** RECORDS FOR THE EXERCISE **
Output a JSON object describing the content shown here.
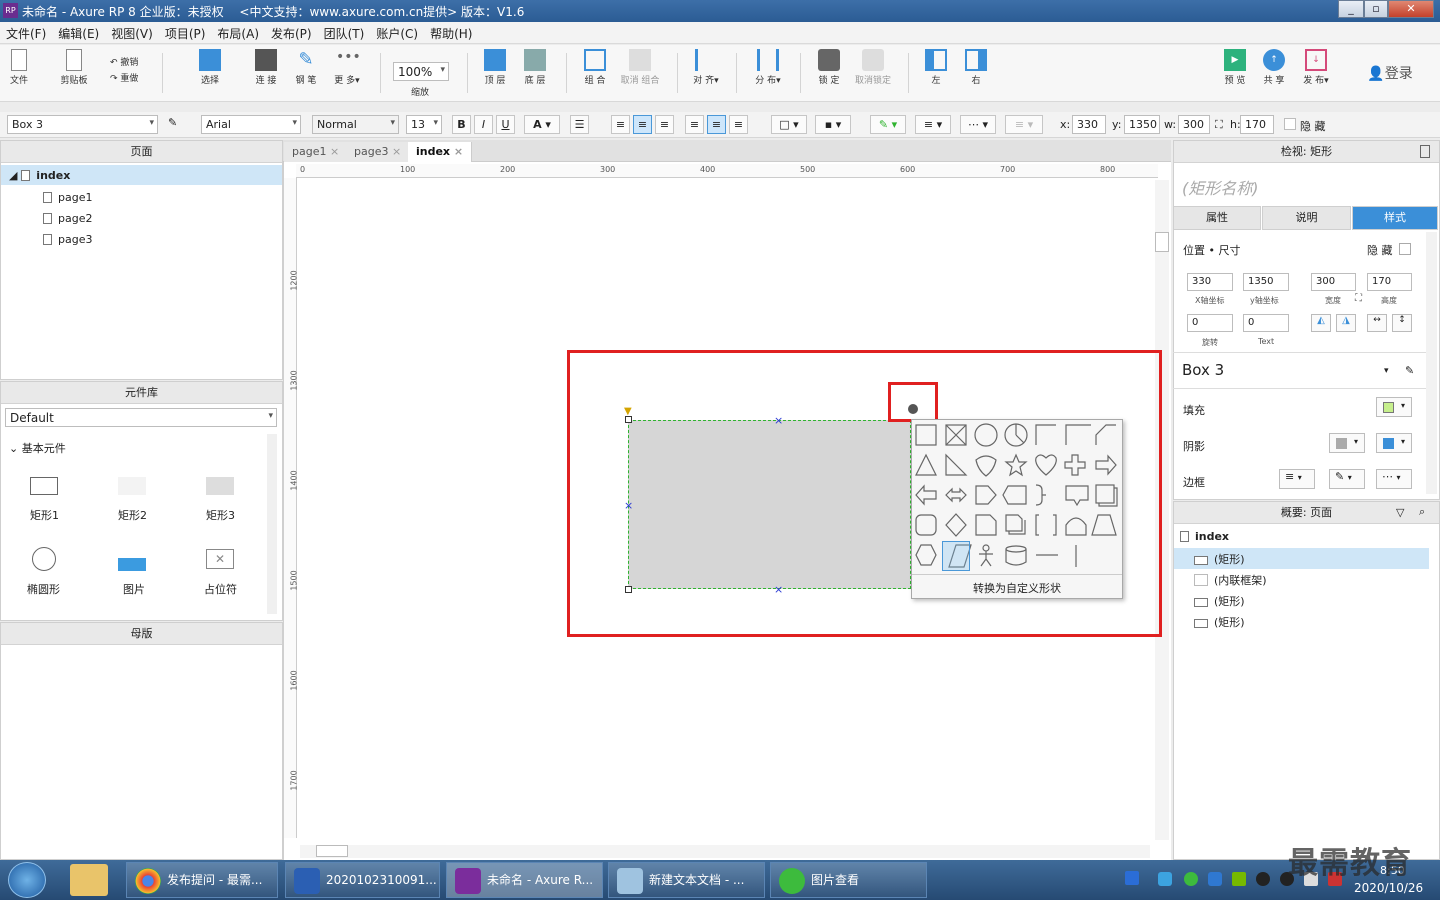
{
  "title_bar": {
    "title": "未命名 - Axure RP 8 企业版：未授权　 <中文支持：www.axure.com.cn提供> 版本：V1.6",
    "app_icon": "RP"
  },
  "menu": [
    "文件(F)",
    "编辑(E)",
    "视图(V)",
    "项目(P)",
    "布局(A)",
    "发布(P)",
    "团队(T)",
    "账户(C)",
    "帮助(H)"
  ],
  "toolbar": {
    "file": "文件",
    "clipboard": "剪贴板",
    "undo": "撤销",
    "redo": "重做",
    "select": "选择",
    "connect": "连 接",
    "pen": "钢 笔",
    "more": "更 多▾",
    "zoom_value": "100%",
    "zoom_label": "缩放",
    "top": "顶 层",
    "bottom": "底 层",
    "group": "组 合",
    "ungroup": "取消 组合",
    "align": "对 齐▾",
    "distribute": "分 布▾",
    "lock": "锁 定",
    "unlock": "取消锁定",
    "left": "左",
    "right": "右",
    "preview": "预 览",
    "share": "共 享",
    "publish": "发 布▾",
    "login": "登录"
  },
  "format_bar": {
    "widget_name": "Box 3",
    "font": "Arial",
    "style": "Normal",
    "size": "13",
    "x_label": "x:",
    "x": "330",
    "y_label": "y:",
    "y": "1350",
    "w_label": "w:",
    "w": "300",
    "h_label": "h:",
    "h": "170",
    "hidden_label": "隐 藏"
  },
  "pages_panel": {
    "title": "页面",
    "root": "index",
    "pages": [
      "page1",
      "page2",
      "page3"
    ]
  },
  "library_panel": {
    "title": "元件库",
    "selected_library": "Default",
    "group": "基本元件",
    "widgets": [
      "矩形1",
      "矩形2",
      "矩形3",
      "椭圆形",
      "图片",
      "占位符"
    ]
  },
  "masters_panel": {
    "title": "母版"
  },
  "tabs": [
    "page1",
    "page3",
    "index"
  ],
  "ruler": {
    "h_ticks": [
      "0",
      "100",
      "200",
      "300",
      "400",
      "500",
      "600",
      "700",
      "800"
    ],
    "v_ticks": [
      "1200",
      "1300",
      "1400",
      "1500",
      "1600",
      "1700"
    ]
  },
  "shape_picker": {
    "convert_label": "转换为自定义形状"
  },
  "inspector": {
    "title": "检视: 矩形",
    "name_placeholder": "(矩形名称)",
    "tabs": [
      "属性",
      "说明",
      "样式"
    ],
    "position_size": "位置 • 尺寸",
    "hidden_label": "隐 藏",
    "x": "330",
    "y": "1350",
    "w": "300",
    "h": "170",
    "x_cap": "X轴坐标",
    "y_cap": "y轴坐标",
    "w_cap": "宽度",
    "h_cap": "高度",
    "rotation": "0",
    "text_rotation": "0",
    "rotation_cap": "旋转",
    "text_cap": "Text",
    "style_name": "Box 3",
    "fill": "填充",
    "shadow": "阴影",
    "border": "边框",
    "fill_color": "#c6ef8c",
    "shadow_color": "#3b8fd8"
  },
  "outline_panel": {
    "title": "概要: 页面",
    "root": "index",
    "items": [
      "(矩形)",
      "(内联框架)",
      "(矩形)",
      "(矩形)"
    ]
  },
  "taskbar": {
    "tasks": [
      "发布提问 - 最需...",
      "2020102310091...",
      "未命名 - Axure R...",
      "新建文本文档 - ...",
      "图片查看"
    ],
    "date": "2020/10/26",
    "time": "8:50",
    "watermark": "最需教育"
  },
  "colors": {
    "accent": "#3b8fd8",
    "highlight_red": "#e02020",
    "selection_green": "#2fb32f",
    "shape_fill": "#d6d6d6"
  }
}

** TASK TO CARRY OUT **
Copy everything in the records above except the pictures, exactly as written.

** OUTPUT FOR THIS TASK **
Output a JSON object describing the content shown here.
{
  "title_bar": {
    "title": "未命名 - Axure RP 8 企业版：未授权　 <中文支持：www.axure.com.cn提供> 版本：V1.6",
    "app_icon": "RP"
  },
  "menu": [
    "文件(F)",
    "编辑(E)",
    "视图(V)",
    "项目(P)",
    "布局(A)",
    "发布(P)",
    "团队(T)",
    "账户(C)",
    "帮助(H)"
  ],
  "toolbar": {
    "file": "文件",
    "clipboard": "剪贴板",
    "undo": "撤销",
    "redo": "重做",
    "select": "选择",
    "connect": "连 接",
    "pen": "钢 笔",
    "more": "更 多▾",
    "zoom_value": "100%",
    "zoom_label": "缩放",
    "top": "顶 层",
    "bottom": "底 层",
    "group": "组 合",
    "ungroup": "取消 组合",
    "align": "对 齐▾",
    "distribute": "分 布▾",
    "lock": "锁 定",
    "unlock": "取消锁定",
    "left": "左",
    "right": "右",
    "preview": "预 览",
    "share": "共 享",
    "publish": "发 布▾",
    "login": "登录"
  },
  "format_bar": {
    "widget_name": "Box 3",
    "font": "Arial",
    "style": "Normal",
    "size": "13",
    "x_label": "x:",
    "x": "330",
    "y_label": "y:",
    "y": "1350",
    "w_label": "w:",
    "w": "300",
    "h_label": "h:",
    "h": "170",
    "hidden_label": "隐 藏"
  },
  "pages_panel": {
    "title": "页面",
    "root": "index",
    "pages": [
      "page1",
      "page2",
      "page3"
    ]
  },
  "library_panel": {
    "title": "元件库",
    "selected_library": "Default",
    "group": "基本元件",
    "widgets": [
      "矩形1",
      "矩形2",
      "矩形3",
      "椭圆形",
      "图片",
      "占位符"
    ]
  },
  "masters_panel": {
    "title": "母版"
  },
  "tabs": [
    "page1",
    "page3",
    "index"
  ],
  "ruler": {
    "h_ticks": [
      "0",
      "100",
      "200",
      "300",
      "400",
      "500",
      "600",
      "700",
      "800"
    ],
    "v_ticks": [
      "1200",
      "1300",
      "1400",
      "1500",
      "1600",
      "1700"
    ]
  },
  "shape_picker": {
    "convert_label": "转换为自定义形状"
  },
  "inspector": {
    "title": "检视: 矩形",
    "name_placeholder": "(矩形名称)",
    "tabs": [
      "属性",
      "说明",
      "样式"
    ],
    "position_size": "位置 • 尺寸",
    "hidden_label": "隐 藏",
    "x": "330",
    "y": "1350",
    "w": "300",
    "h": "170",
    "x_cap": "X轴坐标",
    "y_cap": "y轴坐标",
    "w_cap": "宽度",
    "h_cap": "高度",
    "rotation": "0",
    "text_rotation": "0",
    "rotation_cap": "旋转",
    "text_cap": "Text",
    "style_name": "Box 3",
    "fill": "填充",
    "shadow": "阴影",
    "border": "边框",
    "fill_color": "#c6ef8c",
    "shadow_color": "#3b8fd8"
  },
  "outline_panel": {
    "title": "概要: 页面",
    "root": "index",
    "items": [
      "(矩形)",
      "(内联框架)",
      "(矩形)",
      "(矩形)"
    ]
  },
  "taskbar": {
    "tasks": [
      "发布提问 - 最需...",
      "2020102310091...",
      "未命名 - Axure R...",
      "新建文本文档 - ...",
      "图片查看"
    ],
    "date": "2020/10/26",
    "time": "8:50",
    "watermark": "最需教育"
  },
  "colors": {
    "accent": "#3b8fd8",
    "highlight_red": "#e02020",
    "selection_green": "#2fb32f",
    "shape_fill": "#d6d6d6"
  }
}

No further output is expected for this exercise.